EXERCISE INPUT:

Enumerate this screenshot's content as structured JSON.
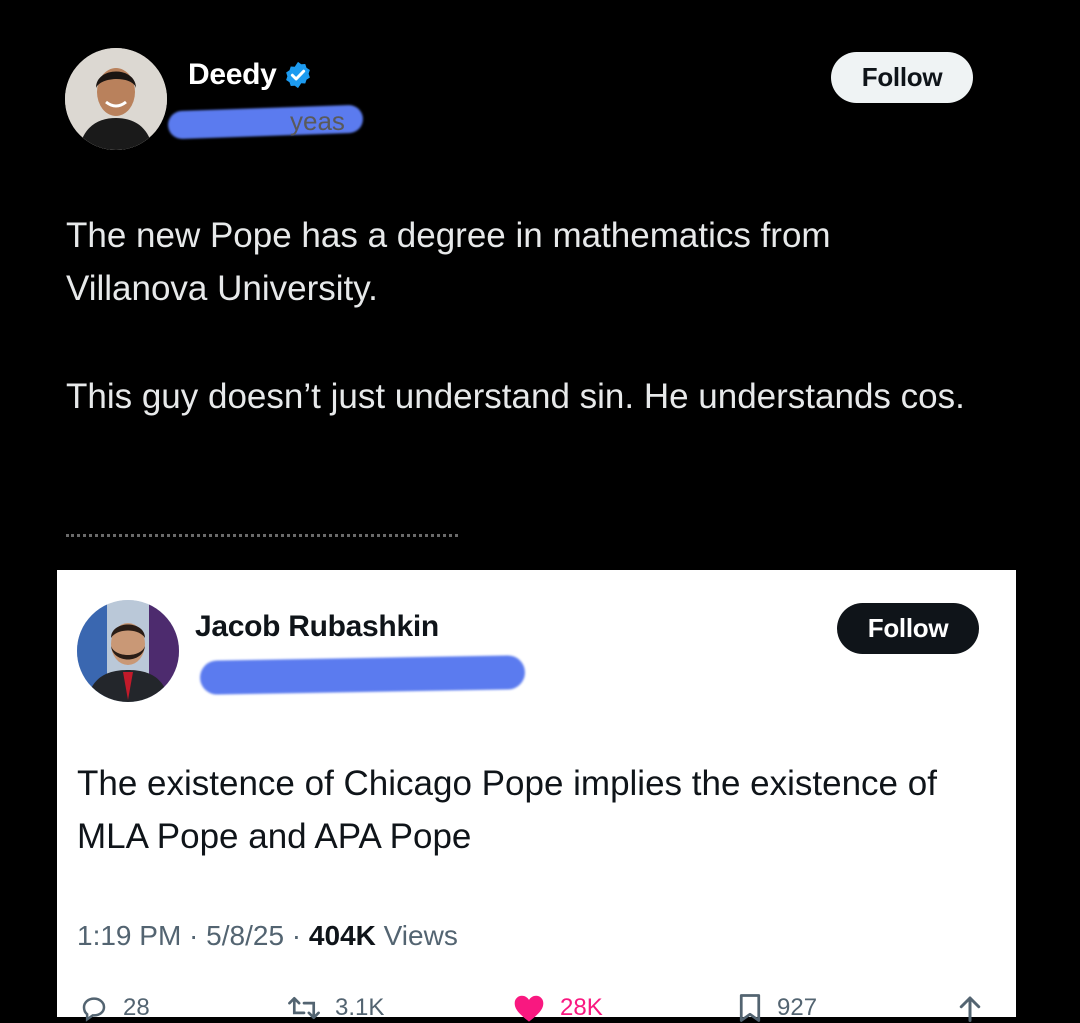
{
  "top_tweet": {
    "author": {
      "display_name": "Deedy",
      "handle_visible_fragment": "yeas"
    },
    "follow_label": "Follow",
    "paragraphs": [
      "The new Pope has a degree in mathematics from Villanova University.",
      "This guy doesn’t just understand sin. He understands cos."
    ]
  },
  "quoted_tweet": {
    "author": {
      "display_name": "Jacob Rubashkin"
    },
    "follow_label": "Follow",
    "text": "The existence of Chicago Pope implies the existence of MLA Pope and APA Pope",
    "meta": {
      "time": "1:19 PM",
      "date": "5/8/25",
      "views_count": "404K",
      "views_label": "Views",
      "separator": " · "
    },
    "actions": {
      "replies": "28",
      "reposts": "3.1K",
      "likes": "28K",
      "bookmarks": "927"
    }
  },
  "colors": {
    "verified": "#1d9bf0",
    "like": "#f91880",
    "redaction": "#5b7bef"
  },
  "icons": [
    "verified-badge-icon",
    "reply-icon",
    "repost-icon",
    "like-icon",
    "bookmark-icon",
    "share-icon"
  ]
}
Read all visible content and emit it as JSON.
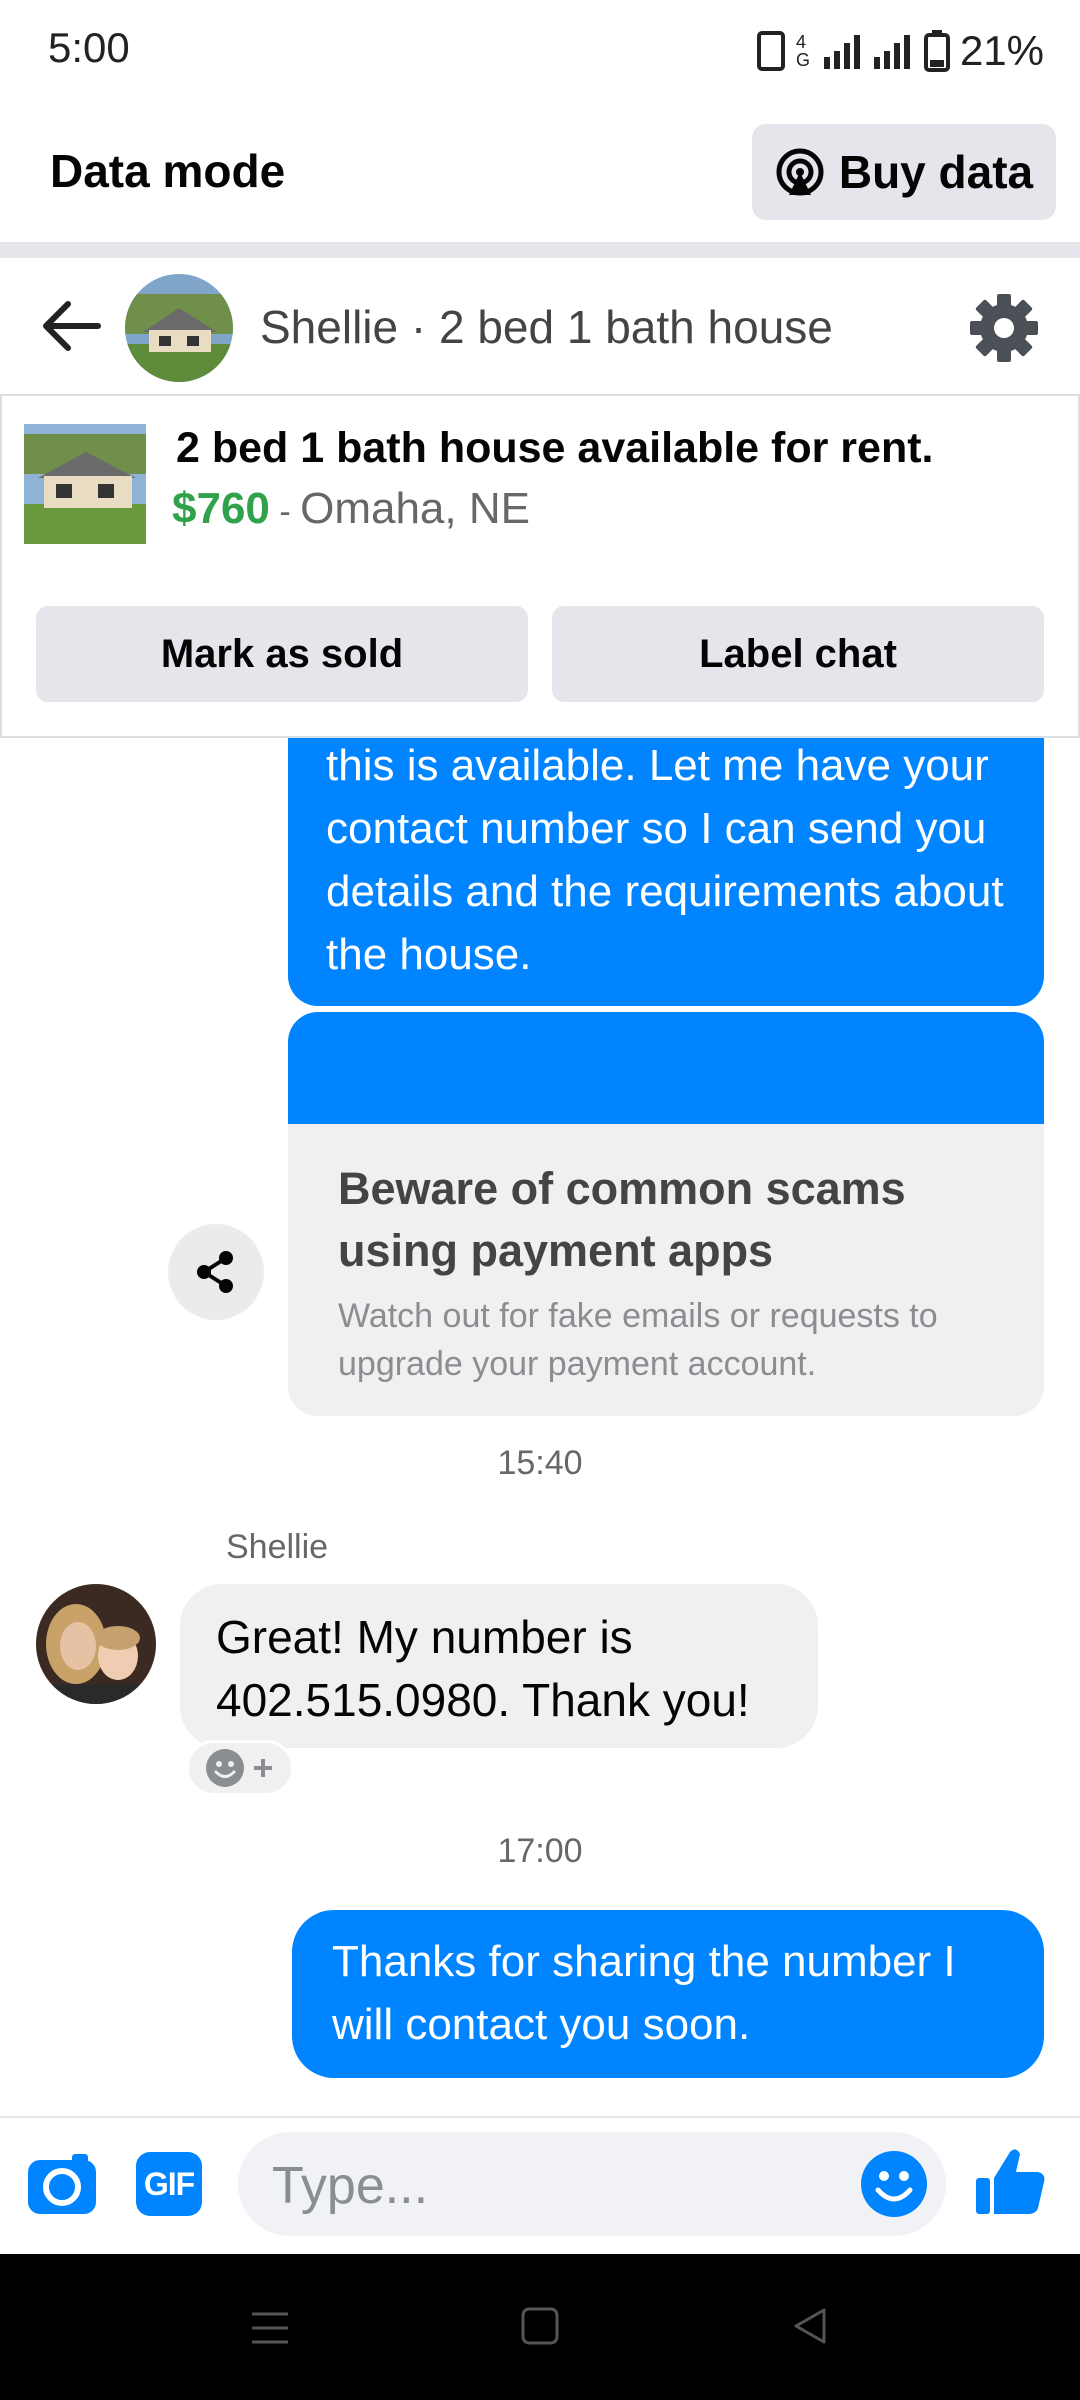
{
  "status_bar": {
    "time": "5:00",
    "network": "4G",
    "battery": "21%"
  },
  "data_mode": {
    "title": "Data mode",
    "buy_label": "Buy data"
  },
  "header": {
    "title": "Shellie · 2 bed 1 bath house"
  },
  "listing": {
    "title": "2 bed 1 bath house available for rent.",
    "price": "$760",
    "separator": " - ",
    "location": "Omaha, NE",
    "mark_sold_label": "Mark as sold",
    "label_chat_label": "Label chat"
  },
  "messages": {
    "outgoing_1": "this is available. Let me have your contact number so I can send you details and the requirements about the house.",
    "scam_title": "Beware of common scams using payment apps",
    "scam_desc": "Watch out for fake emails or requests to upgrade your payment account.",
    "time_1": "15:40",
    "sender_name": "Shellie",
    "incoming_1": "Great!  My number is 402.515.0980.  Thank you!",
    "time_2": "17:00",
    "outgoing_2": "Thanks for sharing the number I will contact you soon."
  },
  "composer": {
    "placeholder": "Type...",
    "gif_label": "GIF"
  },
  "colors": {
    "messenger_blue": "#0084ff",
    "price_green": "#31a24c",
    "bubble_gray": "#f0f0f0"
  }
}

WORK REQUIRED:
Return every line of the preceding records in which the word "available" appears.

EXPECTED ANSWER:
    "title": "2 bed 1 bath house available for rent.",
    "outgoing_1": "this is available. Let me have your contact number so I can send you details and the requirements about the house.",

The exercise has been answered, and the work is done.